■ Task details: Return, word for word, every line that follows.

■ Extracted material:
________________________________________

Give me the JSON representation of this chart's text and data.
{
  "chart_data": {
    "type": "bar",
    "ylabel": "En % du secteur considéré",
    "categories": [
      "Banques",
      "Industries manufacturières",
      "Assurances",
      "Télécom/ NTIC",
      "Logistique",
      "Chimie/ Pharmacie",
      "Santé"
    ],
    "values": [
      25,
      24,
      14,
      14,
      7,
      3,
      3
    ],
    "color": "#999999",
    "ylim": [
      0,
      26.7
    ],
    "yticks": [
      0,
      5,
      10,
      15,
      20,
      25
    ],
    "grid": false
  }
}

________________________________________

■ Completed task:
Give me the JSON representation of this chart's text and data.
{
  "chart_data": {
    "type": "bar",
    "ylabel": "En % du secteur considéré",
    "categories": [
      "Banques",
      "Industries manufacturières",
      "Assurances",
      "Télécom/ NTIC",
      "Logistique",
      "Chimie/ Pharmacie",
      "Santé"
    ],
    "values": [
      25,
      24,
      14,
      14,
      7,
      3,
      3
    ],
    "color": "#999999",
    "ylim": [
      0,
      26.7
    ],
    "yticks": [
      0,
      5,
      10,
      15,
      20,
      25
    ],
    "grid": false
  }
}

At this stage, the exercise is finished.